Render the lines of the records starting with the line that contains "noise-blob [243, 210, 252, 220]" and going on through the line that contains "noise-blob [148, 139, 154, 143]", both included, as a Markdown table with the columns No. and Entry, where No. numbers the rows and Entry holds each line, with blank lines omitted.
** begin RECORDS TO USE **
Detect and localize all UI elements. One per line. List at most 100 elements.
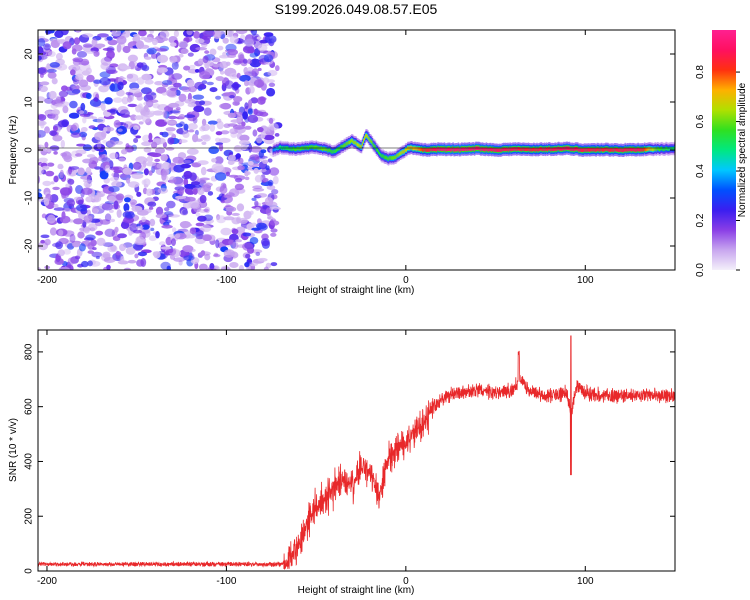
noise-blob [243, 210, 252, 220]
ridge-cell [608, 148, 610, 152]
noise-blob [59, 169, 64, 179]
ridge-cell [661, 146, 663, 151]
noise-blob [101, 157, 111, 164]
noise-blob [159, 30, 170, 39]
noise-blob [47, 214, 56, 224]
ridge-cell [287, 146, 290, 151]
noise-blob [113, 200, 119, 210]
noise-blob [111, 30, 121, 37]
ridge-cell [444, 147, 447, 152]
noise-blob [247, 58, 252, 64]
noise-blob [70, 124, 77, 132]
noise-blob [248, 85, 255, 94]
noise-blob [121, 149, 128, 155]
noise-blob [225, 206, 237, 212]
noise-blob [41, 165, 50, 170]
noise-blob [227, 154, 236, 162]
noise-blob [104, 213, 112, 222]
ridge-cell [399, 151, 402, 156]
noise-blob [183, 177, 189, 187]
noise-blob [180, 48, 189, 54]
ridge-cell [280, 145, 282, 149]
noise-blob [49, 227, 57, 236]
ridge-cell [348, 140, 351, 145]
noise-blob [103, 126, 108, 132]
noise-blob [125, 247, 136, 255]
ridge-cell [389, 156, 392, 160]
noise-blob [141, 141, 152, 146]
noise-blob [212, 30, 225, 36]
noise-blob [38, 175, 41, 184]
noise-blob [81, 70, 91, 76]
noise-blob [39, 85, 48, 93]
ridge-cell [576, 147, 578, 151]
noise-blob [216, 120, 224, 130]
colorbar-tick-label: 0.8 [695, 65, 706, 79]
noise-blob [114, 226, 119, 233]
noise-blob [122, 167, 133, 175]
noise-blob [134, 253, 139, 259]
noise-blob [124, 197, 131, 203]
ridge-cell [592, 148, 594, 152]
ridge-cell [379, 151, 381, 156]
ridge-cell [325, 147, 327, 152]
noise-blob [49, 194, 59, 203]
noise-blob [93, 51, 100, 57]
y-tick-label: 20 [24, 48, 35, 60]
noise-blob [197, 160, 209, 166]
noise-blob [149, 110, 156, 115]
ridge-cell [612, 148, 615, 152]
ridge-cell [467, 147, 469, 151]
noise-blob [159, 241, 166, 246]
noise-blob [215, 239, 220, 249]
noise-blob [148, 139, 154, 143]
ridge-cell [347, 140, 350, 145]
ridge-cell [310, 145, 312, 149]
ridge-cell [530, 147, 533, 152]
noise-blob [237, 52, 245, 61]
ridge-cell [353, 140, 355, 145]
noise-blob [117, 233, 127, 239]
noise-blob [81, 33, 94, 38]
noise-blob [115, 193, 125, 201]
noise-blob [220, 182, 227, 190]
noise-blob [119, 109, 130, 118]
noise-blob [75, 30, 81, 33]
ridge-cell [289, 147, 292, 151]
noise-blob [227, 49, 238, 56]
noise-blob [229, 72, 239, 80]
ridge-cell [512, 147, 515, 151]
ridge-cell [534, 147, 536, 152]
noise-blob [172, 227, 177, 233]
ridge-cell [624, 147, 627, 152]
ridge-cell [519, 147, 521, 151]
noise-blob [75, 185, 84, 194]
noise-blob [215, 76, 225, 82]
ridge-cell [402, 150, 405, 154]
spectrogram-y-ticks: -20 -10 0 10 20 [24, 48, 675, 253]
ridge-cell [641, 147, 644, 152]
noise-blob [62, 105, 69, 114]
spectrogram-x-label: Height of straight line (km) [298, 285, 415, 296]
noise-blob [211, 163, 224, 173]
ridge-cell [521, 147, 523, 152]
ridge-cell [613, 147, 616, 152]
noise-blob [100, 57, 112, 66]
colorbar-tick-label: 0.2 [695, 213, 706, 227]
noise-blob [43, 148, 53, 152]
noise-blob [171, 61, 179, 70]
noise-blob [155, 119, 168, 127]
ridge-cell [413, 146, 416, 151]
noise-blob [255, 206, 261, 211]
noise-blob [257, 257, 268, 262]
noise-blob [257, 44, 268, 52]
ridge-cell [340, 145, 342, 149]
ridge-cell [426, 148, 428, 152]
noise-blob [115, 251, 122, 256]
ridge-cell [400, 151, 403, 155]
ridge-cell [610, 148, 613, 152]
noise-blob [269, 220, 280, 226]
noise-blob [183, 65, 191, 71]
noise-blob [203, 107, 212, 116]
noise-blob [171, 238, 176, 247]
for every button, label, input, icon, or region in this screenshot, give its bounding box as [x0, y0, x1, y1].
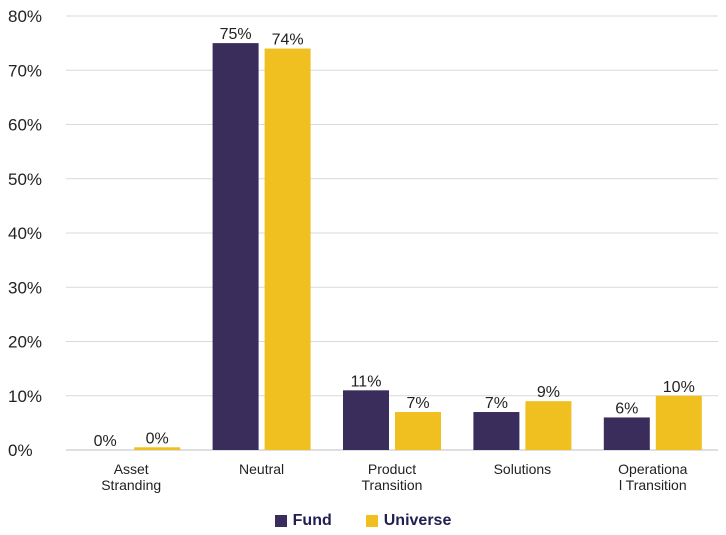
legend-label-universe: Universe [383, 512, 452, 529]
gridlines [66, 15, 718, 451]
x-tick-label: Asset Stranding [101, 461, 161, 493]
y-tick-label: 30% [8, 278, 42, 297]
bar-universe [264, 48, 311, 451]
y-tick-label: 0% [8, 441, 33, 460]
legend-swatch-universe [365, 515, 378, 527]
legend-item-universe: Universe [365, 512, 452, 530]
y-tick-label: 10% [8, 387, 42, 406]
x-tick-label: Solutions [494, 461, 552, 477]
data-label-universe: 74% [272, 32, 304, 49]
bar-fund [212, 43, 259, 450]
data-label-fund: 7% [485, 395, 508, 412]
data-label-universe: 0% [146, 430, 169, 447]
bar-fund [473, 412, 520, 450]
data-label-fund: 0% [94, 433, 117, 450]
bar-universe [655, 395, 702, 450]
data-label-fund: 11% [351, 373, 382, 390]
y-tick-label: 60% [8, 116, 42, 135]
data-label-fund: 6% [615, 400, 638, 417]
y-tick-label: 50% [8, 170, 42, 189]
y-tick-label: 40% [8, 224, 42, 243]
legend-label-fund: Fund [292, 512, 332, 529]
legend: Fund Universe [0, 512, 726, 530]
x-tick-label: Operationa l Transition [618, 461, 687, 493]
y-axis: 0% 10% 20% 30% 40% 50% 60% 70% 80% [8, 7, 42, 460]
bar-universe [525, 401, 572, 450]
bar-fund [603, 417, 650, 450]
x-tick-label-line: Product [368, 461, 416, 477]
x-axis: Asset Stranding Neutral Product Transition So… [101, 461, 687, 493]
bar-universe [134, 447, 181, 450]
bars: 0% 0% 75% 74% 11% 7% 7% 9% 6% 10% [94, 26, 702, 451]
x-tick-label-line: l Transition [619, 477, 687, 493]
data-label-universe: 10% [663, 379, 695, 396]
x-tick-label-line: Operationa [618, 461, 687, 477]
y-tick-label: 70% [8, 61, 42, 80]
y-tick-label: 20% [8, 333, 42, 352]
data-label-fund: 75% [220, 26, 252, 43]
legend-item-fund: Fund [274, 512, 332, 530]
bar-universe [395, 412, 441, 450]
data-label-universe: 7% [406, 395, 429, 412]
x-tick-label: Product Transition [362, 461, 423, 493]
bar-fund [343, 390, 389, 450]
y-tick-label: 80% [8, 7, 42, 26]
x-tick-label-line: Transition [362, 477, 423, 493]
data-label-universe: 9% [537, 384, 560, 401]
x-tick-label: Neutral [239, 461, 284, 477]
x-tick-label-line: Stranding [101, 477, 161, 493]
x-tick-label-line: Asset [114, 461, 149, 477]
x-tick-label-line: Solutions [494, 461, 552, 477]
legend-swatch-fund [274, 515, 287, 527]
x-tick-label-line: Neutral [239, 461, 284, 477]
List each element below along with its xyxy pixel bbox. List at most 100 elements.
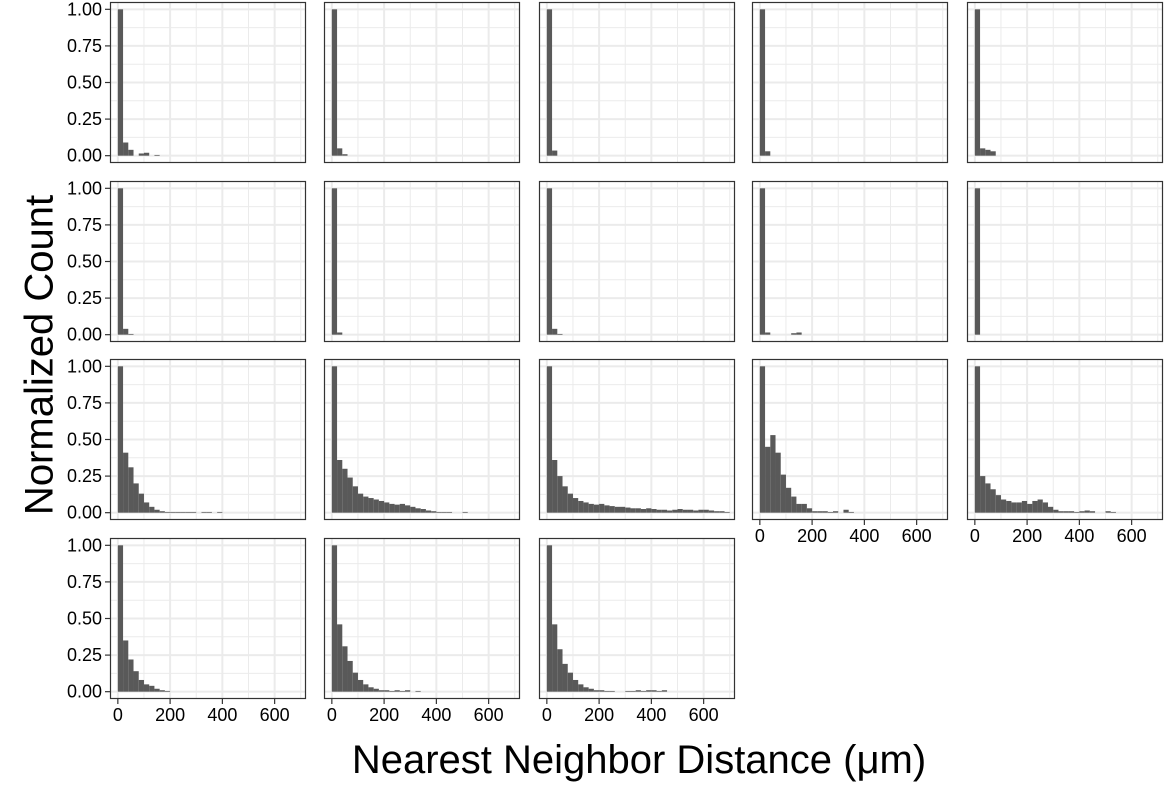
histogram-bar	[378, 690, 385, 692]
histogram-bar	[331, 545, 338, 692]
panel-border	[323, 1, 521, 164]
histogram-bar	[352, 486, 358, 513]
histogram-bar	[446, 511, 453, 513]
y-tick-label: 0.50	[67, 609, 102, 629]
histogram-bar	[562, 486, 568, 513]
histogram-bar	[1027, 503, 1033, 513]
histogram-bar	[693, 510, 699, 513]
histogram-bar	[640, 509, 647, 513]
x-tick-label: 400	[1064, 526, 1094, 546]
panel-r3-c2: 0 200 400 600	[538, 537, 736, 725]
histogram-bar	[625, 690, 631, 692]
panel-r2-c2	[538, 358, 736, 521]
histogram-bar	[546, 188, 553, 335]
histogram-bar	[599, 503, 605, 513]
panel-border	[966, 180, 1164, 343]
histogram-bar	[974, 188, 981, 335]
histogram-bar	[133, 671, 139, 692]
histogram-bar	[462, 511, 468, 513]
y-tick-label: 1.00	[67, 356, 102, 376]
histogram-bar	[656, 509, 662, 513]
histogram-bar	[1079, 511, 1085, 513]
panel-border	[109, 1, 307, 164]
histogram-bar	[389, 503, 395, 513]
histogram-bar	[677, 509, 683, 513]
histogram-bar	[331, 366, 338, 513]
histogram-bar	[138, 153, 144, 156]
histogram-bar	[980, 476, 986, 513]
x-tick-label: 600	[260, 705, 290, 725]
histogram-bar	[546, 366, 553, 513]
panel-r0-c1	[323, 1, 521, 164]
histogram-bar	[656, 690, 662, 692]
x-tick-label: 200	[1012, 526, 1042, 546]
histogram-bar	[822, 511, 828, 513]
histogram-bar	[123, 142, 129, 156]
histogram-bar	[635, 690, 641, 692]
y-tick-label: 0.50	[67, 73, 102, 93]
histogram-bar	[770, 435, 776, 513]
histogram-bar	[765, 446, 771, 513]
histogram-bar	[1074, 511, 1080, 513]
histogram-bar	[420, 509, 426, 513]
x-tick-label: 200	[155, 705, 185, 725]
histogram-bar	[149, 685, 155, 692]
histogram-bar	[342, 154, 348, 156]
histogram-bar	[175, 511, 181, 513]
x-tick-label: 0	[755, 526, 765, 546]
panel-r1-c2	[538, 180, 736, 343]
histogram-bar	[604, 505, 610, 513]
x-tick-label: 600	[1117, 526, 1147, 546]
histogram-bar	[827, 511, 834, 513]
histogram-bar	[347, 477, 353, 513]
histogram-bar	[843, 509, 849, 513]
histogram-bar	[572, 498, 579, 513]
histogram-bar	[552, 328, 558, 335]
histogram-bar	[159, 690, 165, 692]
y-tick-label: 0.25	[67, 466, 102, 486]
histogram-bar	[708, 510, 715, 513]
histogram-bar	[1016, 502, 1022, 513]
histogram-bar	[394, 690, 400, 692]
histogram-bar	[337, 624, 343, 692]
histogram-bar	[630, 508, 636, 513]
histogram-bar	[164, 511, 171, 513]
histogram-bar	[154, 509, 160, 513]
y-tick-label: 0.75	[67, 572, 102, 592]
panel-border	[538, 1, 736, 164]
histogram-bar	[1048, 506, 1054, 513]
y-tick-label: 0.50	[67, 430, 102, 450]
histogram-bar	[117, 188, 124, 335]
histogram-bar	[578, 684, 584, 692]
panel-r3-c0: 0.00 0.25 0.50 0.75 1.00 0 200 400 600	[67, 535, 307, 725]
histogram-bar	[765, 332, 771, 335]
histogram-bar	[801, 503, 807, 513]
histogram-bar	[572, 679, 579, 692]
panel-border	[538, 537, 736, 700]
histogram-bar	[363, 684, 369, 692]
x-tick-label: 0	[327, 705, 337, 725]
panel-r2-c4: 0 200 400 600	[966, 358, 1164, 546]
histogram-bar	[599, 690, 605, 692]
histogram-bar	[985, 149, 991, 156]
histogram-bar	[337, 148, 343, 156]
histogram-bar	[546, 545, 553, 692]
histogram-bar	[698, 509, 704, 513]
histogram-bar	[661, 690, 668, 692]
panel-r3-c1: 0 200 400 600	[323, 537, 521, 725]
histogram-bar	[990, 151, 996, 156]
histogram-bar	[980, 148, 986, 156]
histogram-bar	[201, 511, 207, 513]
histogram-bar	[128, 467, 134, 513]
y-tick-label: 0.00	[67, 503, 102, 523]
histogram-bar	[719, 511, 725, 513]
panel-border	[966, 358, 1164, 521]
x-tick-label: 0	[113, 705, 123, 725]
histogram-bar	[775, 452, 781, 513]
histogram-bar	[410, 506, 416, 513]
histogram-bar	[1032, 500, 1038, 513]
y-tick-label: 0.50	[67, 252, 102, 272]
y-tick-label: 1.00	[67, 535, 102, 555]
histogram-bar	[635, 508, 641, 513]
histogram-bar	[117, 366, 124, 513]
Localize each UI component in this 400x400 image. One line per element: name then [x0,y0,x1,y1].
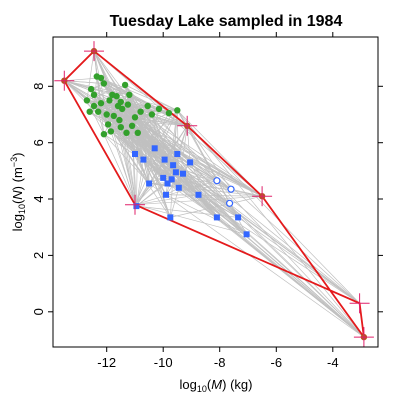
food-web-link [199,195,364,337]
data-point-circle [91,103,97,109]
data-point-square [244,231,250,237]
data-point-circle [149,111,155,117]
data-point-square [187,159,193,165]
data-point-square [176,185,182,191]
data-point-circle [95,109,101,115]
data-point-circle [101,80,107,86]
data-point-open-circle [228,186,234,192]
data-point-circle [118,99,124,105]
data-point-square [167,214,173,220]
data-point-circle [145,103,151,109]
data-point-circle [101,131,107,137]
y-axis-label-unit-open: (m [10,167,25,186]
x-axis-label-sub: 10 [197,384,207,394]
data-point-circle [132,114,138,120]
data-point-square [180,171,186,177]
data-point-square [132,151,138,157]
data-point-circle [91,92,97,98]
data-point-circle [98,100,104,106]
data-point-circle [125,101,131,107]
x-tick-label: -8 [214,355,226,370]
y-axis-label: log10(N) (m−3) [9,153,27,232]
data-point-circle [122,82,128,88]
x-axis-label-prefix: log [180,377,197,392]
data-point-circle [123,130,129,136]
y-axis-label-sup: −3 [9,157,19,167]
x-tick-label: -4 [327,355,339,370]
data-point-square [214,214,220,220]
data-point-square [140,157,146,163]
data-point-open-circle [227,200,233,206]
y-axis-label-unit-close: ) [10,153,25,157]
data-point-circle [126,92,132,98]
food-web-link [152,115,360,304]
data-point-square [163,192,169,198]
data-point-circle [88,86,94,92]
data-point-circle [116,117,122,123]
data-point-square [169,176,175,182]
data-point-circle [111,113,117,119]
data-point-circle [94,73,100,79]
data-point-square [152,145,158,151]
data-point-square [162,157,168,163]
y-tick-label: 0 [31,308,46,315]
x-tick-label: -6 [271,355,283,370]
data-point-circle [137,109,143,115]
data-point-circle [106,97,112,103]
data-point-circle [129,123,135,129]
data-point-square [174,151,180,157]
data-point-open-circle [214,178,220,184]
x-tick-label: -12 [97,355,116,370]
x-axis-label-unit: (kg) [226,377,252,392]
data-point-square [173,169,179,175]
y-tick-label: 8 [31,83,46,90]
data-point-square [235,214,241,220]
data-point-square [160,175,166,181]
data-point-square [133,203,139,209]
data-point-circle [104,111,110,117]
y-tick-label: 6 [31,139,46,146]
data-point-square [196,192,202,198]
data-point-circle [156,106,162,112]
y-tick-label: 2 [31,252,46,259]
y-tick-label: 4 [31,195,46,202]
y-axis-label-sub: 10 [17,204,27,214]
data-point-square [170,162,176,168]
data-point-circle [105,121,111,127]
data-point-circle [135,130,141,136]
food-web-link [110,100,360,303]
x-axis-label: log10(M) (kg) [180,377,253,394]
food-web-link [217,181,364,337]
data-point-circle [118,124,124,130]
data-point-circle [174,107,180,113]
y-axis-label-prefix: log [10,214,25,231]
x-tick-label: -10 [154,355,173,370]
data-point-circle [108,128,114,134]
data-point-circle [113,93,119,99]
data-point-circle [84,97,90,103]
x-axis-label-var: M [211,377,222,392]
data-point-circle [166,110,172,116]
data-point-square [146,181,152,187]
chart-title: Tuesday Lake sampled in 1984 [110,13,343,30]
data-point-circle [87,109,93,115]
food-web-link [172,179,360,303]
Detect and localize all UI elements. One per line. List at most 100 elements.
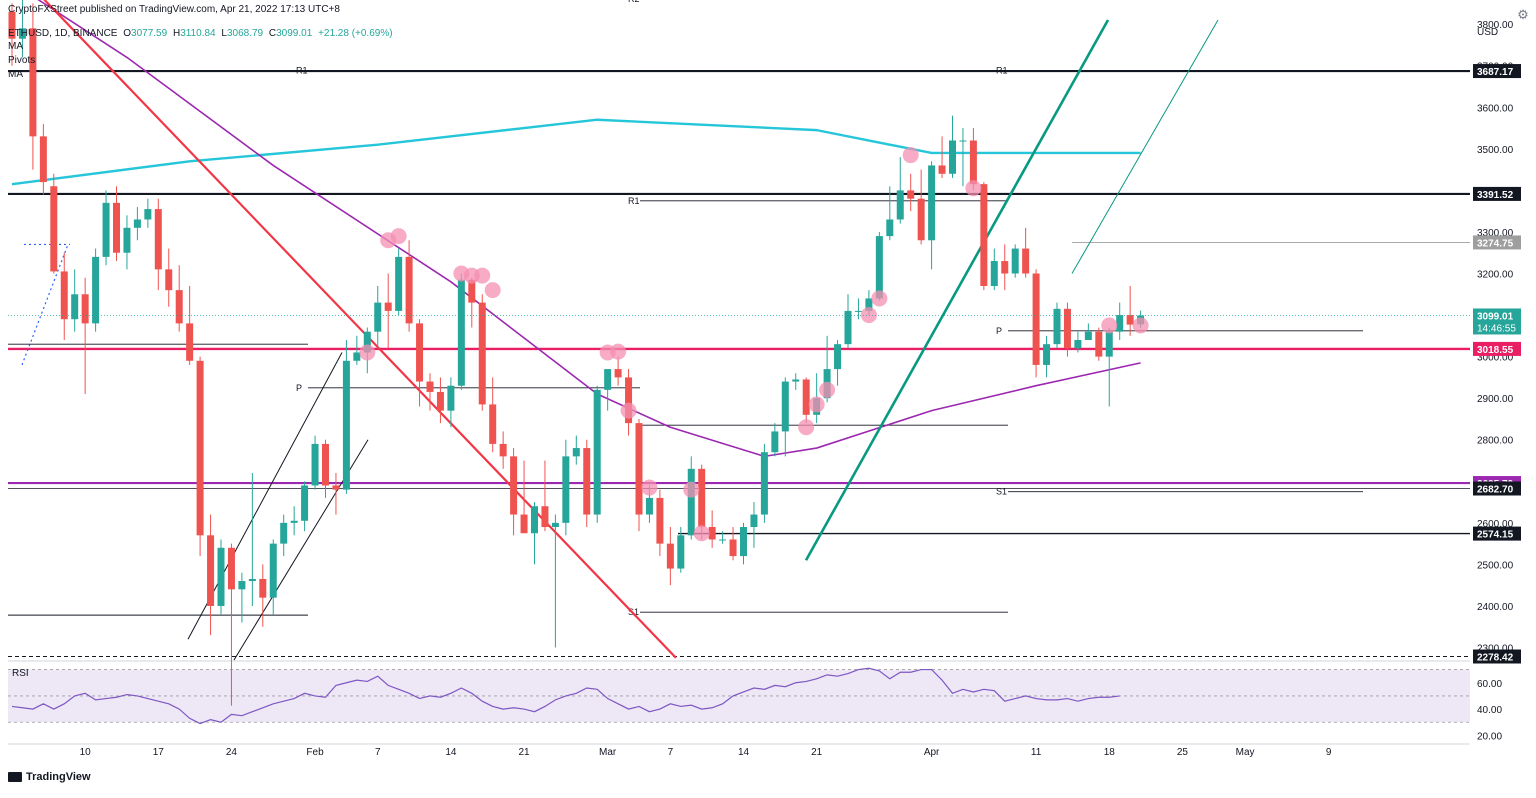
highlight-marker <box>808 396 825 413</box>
** end RECORDS TO USE **
▶ IN RESPONSE:
| No. | Entry |
|---|---|
| 1 | noise-blob [243, 210, 252, 220] |
| 2 | ridge-cell [608, 148, 610, 152] |
| 3 | noise-blob [59, 169, 64, 179] |
| 4 | ridge-cell [661, 146, 663, 151] |
| 5 | noise-blob [101, 157, 111, 164] |
| 6 | noise-blob [159, 30, 170, 39] |
| 7 | noise-blob [47, 214, 56, 224] |
| 8 | ridge-cell [287, 146, 290, 151] |
| 9 | noise-blob [113, 200, 119, 210] |
| 10 | noise-blob [111, 30, 121, 37] |
| 11 | ridge-cell [444, 147, 447, 152] |
| 12 | noise-blob [247, 58, 252, 64] |
| 13 | noise-blob [70, 124, 77, 132] |
| 14 | noise-blob [248, 85, 255, 94] |
| 15 | noise-blob [121, 149, 128, 155] |
| 16 | noise-blob [225, 206, 237, 212] |
| 17 | noise-blob [41, 165, 50, 170] |
| 18 | noise-blob [227, 154, 236, 162] |
| 19 | noise-blob [104, 213, 112, 222] |
| 20 | ridge-cell [399, 151, 402, 156] |
| 21 | noise-blob [183, 177, 189, 187] |
| 22 | noise-blob [180, 48, 189, 54] |
| 23 | ridge-cell [280, 145, 282, 149] |
| 24 | noise-blob [49, 227, 57, 236] |
| 25 | ridge-cell [348, 140, 351, 145] |
| 26 | noise-blob [103, 126, 108, 132] |
| 27 | noise-blob [125, 247, 136, 255] |
| 28 | ridge-cell [389, 156, 392, 160] |
| 29 | noise-blob [141, 141, 152, 146] |
| 30 | noise-blob [212, 30, 225, 36] |
| 31 | noise-blob [38, 175, 41, 184] |
| 32 | noise-blob [81, 70, 91, 76] |
| 33 | noise-blob [39, 85, 48, 93] |
| 34 | ridge-cell [576, 147, 578, 151] |
| 35 | noise-blob [216, 120, 224, 130] |
| 36 | colorbar-tick-label: 0.8 [695, 65, 706, 79] |
| 37 | noise-blob [114, 226, 119, 233] |
| 38 | noise-blob [122, 167, 133, 175] |
| 39 | noise-blob [134, 253, 139, 259] |
| 40 | noise-blob [124, 197, 131, 203] |
| 41 | ridge-cell [592, 148, 594, 152] |
| 42 | ridge-cell [379, 151, 381, 156] |
| 43 | ridge-cell [325, 147, 327, 152] |
| 44 | noise-blob [49, 194, 59, 203] |
| 45 | noise-blob [93, 51, 100, 57] |
| 46 | y-tick-label: 20 [24, 48, 35, 60] |
| 47 | noise-blob [197, 160, 209, 166] |
| 48 | noise-blob [149, 110, 156, 115] |
| 49 | ridge-cell [612, 148, 615, 152] |
| 50 | ridge-cell [467, 147, 469, 151] |
| 51 | noise-blob [159, 241, 166, 246] |
| 52 | noise-blob [215, 239, 220, 249] |
| 53 | noise-blob [148, 139, 154, 143] |